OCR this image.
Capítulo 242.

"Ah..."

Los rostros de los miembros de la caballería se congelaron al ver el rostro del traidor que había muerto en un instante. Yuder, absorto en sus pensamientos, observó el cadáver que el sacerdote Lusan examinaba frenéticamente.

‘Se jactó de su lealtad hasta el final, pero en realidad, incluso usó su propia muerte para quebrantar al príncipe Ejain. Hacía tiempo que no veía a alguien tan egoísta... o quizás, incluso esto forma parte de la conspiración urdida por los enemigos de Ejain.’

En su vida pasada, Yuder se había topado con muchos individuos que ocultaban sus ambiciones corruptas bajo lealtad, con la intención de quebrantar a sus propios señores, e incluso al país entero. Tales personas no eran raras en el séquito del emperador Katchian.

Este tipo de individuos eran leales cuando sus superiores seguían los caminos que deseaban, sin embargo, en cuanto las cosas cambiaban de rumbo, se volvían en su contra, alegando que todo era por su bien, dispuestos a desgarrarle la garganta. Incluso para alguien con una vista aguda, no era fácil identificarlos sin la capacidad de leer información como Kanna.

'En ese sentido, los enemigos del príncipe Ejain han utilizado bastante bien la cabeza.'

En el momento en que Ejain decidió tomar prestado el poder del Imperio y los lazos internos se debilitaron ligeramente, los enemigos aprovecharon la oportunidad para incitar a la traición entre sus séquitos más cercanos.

> _INSTRUCTION_
Please return the data above exactly as given.

> _TASK SOLUTION_
OCR this image.
Capítulo 242.

"Ah..."

Los rostros de los miembros de la caballería se congelaron al ver el rostro del traidor que había muerto en un instante. Yuder, absorto en sus pensamientos, observó el cadáver que el sacerdote Lusan examinaba frenéticamente.

‘Se jactó de su lealtad hasta el final, pero en realidad, incluso usó su propia muerte para quebrantar al príncipe Ejain. Hacía tiempo que no veía a alguien tan egoísta... o quizás, incluso esto forma parte de la conspiración urdida por los enemigos de Ejain.’

En su vida pasada, Yuder se había topado con muchos individuos que ocultaban sus ambiciones corruptas bajo lealtad, con la intención de quebrantar a sus propios señores, e incluso al país entero. Tales personas no eran raras en el séquito del emperador Katchian.

Este tipo de individuos eran leales cuando sus superiores seguían los caminos que deseaban, sin embargo, en cuanto las cosas cambiaban de rumbo, se volvían en su contra, alegando que todo era por su bien, dispuestos a desgarrarle la garganta. Incluso para alguien con una vista aguda, no era fácil identificarlos sin la capacidad de leer información como Kanna.

'En ese sentido, los enemigos del príncipe Ejain han utilizado bastante bien la cabeza.'

En el momento en que Ejain decidió tomar prestado el poder del Imperio y los lazos internos se debilitaron ligeramente, los enemigos aprovecharon la oportunidad para incitar a la traición entre sus séquitos más cercanos.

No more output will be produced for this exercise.